DATA RECORDS >>

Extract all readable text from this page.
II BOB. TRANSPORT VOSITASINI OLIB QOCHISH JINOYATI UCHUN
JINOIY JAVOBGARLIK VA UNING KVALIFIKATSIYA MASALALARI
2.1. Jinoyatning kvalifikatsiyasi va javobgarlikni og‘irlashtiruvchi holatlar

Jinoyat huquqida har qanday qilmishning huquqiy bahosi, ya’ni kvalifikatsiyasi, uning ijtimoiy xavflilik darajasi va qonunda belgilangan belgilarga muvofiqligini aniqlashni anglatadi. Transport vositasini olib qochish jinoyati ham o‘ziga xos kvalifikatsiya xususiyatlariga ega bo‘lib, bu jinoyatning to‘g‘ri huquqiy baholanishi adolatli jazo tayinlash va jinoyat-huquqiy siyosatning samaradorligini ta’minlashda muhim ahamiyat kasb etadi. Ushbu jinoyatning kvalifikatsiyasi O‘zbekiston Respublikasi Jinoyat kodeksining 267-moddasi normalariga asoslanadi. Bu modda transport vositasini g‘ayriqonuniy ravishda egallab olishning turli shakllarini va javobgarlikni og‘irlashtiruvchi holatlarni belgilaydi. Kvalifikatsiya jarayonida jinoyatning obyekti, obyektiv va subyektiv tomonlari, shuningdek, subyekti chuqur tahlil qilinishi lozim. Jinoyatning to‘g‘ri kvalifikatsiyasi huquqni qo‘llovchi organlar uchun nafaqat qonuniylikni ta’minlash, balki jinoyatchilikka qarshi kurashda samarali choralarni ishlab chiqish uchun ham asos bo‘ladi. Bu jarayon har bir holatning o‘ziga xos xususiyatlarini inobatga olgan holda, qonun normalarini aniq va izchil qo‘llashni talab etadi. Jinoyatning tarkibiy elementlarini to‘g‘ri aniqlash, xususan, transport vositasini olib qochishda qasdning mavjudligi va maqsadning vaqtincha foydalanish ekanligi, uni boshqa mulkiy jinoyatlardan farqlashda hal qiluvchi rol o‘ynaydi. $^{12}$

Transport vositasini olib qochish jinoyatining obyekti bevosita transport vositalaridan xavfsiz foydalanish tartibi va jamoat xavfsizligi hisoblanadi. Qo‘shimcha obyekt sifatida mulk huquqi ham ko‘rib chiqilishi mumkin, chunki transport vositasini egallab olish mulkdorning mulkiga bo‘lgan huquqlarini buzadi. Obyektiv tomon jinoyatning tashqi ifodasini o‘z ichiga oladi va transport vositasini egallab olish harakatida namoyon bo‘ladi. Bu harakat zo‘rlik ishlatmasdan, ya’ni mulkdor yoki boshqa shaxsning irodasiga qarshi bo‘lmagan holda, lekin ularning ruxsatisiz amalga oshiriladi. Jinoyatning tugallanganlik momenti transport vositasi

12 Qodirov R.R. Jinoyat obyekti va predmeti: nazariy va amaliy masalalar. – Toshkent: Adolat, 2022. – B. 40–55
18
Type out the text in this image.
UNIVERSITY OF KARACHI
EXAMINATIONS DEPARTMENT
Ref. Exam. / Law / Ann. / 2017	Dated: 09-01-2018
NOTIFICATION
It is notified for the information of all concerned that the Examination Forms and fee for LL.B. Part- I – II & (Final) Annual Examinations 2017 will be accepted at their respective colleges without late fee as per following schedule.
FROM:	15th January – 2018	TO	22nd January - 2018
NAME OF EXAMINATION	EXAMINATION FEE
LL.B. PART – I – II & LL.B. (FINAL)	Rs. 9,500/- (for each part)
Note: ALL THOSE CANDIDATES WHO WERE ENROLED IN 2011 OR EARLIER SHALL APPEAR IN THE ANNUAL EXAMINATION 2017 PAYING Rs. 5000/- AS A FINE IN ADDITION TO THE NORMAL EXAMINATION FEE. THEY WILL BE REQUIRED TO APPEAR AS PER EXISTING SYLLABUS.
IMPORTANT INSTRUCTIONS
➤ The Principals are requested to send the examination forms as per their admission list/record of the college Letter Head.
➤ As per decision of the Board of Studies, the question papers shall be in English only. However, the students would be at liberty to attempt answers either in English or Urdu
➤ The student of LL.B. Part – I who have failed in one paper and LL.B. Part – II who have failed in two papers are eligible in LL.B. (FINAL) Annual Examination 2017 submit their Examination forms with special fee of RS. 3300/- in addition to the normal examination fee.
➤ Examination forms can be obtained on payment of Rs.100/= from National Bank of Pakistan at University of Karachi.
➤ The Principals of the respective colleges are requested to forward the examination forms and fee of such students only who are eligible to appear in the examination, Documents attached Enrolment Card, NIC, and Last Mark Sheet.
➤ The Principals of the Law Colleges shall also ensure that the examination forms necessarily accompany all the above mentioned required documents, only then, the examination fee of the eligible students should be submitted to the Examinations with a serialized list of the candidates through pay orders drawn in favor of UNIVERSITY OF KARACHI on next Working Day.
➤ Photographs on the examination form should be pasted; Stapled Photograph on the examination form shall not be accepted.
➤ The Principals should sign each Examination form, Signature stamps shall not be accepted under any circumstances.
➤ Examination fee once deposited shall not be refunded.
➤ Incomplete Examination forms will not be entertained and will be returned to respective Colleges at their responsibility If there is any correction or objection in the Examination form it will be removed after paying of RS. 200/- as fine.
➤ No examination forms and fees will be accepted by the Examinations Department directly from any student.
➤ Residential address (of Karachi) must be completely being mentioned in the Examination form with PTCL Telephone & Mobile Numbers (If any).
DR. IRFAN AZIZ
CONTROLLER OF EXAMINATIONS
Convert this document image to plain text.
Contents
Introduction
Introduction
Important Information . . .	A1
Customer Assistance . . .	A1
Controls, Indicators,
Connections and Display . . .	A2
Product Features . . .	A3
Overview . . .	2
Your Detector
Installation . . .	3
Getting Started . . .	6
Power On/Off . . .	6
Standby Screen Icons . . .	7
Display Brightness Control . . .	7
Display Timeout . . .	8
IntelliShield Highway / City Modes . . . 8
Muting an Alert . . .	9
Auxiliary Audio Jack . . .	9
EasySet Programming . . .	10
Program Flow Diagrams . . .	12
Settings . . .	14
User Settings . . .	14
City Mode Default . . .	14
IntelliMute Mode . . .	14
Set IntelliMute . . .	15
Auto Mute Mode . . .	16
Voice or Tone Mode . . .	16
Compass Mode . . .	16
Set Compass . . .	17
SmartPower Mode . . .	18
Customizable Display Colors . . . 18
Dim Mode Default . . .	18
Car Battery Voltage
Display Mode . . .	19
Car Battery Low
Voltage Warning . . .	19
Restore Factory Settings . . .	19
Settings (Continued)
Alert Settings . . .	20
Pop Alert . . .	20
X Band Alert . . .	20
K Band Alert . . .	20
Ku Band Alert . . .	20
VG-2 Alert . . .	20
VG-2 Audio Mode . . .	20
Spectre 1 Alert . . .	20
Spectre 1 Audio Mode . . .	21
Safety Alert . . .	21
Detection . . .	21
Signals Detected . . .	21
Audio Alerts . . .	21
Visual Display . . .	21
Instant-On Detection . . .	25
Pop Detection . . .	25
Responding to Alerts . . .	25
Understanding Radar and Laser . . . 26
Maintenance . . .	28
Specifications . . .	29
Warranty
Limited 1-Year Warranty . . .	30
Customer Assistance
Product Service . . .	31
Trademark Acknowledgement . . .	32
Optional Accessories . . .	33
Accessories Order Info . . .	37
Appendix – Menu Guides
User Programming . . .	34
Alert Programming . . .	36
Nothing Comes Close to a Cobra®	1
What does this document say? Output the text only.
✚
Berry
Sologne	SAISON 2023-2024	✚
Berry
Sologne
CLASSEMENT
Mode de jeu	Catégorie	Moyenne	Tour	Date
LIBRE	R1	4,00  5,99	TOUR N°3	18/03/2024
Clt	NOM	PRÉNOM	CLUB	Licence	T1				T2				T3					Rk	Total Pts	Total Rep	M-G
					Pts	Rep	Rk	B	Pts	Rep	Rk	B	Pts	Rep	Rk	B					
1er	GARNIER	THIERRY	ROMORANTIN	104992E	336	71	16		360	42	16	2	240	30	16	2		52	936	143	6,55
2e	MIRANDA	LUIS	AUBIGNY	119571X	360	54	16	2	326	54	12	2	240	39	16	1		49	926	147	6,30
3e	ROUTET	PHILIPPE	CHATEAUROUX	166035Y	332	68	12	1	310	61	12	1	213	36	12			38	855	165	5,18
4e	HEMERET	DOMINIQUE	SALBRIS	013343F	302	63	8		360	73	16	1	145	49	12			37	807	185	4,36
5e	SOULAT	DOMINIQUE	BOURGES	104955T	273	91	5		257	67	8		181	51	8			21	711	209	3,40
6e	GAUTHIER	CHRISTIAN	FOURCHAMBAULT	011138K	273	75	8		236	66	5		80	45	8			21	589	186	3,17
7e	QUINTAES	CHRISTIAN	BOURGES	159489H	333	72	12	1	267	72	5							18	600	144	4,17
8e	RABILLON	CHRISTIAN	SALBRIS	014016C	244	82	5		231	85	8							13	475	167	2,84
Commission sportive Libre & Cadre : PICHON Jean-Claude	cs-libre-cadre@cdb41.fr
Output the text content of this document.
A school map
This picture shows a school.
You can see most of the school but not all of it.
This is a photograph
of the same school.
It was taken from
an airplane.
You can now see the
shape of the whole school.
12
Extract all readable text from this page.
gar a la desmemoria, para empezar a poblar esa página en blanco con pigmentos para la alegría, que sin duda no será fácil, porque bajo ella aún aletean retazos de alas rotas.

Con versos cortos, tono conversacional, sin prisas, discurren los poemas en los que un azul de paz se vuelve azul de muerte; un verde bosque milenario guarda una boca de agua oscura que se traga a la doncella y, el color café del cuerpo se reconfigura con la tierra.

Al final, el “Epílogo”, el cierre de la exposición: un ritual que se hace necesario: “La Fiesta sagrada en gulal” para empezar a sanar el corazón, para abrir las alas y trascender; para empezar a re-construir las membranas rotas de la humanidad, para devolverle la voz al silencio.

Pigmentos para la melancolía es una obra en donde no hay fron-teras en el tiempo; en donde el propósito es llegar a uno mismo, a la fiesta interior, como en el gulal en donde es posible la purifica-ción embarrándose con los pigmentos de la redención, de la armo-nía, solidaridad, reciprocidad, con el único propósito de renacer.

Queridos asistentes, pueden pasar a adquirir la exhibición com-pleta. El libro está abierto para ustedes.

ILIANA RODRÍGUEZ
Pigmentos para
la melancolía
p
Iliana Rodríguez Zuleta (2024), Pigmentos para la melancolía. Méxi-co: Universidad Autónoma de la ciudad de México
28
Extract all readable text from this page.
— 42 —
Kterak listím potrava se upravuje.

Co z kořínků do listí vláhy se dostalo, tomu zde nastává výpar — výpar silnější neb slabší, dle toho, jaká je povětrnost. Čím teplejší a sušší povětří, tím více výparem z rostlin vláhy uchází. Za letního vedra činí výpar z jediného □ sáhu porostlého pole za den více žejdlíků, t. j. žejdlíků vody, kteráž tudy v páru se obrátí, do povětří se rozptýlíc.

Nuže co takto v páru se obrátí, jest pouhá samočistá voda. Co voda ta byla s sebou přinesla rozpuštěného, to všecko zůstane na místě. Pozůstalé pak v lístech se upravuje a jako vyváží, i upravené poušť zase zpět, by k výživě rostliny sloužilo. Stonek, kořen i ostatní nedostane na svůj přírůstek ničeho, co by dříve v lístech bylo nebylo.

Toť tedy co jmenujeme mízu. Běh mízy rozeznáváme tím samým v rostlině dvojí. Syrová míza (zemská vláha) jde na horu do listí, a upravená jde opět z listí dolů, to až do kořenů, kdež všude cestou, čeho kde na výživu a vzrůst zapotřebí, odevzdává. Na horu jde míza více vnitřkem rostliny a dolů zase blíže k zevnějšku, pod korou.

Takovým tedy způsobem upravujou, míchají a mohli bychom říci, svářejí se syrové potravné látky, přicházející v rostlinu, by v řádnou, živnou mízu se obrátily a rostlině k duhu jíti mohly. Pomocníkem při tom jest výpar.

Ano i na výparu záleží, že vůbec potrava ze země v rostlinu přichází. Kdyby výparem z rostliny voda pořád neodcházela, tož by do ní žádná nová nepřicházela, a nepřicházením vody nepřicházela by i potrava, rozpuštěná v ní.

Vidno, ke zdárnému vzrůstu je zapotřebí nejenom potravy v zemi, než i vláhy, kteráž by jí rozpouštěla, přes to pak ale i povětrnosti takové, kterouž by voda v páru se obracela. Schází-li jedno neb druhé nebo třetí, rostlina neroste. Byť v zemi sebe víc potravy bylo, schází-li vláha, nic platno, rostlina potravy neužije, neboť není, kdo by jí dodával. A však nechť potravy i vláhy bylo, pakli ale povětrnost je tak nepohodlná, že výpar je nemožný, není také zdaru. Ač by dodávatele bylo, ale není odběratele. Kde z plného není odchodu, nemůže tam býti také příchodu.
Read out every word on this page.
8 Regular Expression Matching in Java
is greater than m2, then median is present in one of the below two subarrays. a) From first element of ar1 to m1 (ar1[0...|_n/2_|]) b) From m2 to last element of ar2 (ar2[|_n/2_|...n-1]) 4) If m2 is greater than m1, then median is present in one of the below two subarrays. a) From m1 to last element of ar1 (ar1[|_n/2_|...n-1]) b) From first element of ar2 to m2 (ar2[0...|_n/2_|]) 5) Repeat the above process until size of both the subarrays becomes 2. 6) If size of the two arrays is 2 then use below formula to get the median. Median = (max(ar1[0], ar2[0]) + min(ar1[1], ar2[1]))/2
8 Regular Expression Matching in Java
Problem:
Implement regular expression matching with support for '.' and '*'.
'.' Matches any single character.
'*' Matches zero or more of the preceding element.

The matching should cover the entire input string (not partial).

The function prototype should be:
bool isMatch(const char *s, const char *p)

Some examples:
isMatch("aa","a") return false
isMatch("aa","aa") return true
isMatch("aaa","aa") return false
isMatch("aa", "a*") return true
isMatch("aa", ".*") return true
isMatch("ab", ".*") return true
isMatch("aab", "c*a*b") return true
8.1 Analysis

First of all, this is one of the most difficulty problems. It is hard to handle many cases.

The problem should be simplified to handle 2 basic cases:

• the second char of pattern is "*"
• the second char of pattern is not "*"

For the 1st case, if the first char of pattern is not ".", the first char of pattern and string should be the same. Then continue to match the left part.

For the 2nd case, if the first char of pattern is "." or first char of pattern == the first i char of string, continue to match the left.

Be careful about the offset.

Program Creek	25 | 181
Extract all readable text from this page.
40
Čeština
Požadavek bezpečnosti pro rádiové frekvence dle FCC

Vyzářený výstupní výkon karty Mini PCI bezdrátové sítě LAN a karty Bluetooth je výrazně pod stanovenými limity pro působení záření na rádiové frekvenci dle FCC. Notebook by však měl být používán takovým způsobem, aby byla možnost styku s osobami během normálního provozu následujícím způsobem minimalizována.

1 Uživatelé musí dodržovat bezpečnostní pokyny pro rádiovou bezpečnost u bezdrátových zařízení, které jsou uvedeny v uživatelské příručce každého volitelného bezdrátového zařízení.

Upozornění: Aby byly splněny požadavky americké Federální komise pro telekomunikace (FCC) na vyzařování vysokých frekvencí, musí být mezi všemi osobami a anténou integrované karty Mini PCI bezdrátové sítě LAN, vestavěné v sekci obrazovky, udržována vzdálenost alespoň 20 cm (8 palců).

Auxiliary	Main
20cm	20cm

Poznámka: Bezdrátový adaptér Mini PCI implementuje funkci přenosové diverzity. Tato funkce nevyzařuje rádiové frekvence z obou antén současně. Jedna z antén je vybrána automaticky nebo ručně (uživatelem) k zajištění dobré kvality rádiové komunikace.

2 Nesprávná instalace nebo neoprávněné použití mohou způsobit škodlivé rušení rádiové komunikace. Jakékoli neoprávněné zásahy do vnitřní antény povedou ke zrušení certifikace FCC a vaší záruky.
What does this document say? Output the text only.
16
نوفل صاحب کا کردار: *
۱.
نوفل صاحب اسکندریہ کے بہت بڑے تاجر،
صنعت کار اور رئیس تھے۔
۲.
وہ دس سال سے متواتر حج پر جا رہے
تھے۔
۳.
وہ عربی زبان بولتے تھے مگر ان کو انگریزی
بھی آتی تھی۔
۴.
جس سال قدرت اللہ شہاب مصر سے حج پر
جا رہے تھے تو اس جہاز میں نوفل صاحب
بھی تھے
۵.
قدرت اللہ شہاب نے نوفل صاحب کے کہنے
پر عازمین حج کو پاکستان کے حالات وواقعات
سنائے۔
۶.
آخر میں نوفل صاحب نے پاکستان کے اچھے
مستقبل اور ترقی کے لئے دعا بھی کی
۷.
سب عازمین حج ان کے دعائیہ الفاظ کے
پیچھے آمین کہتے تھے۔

TASK PROMPT >> Find every line that has "Default" in it, then return those lines.

THE RESPONSE >>
City Mode Default . . .	14
Dim Mode Default . . .	18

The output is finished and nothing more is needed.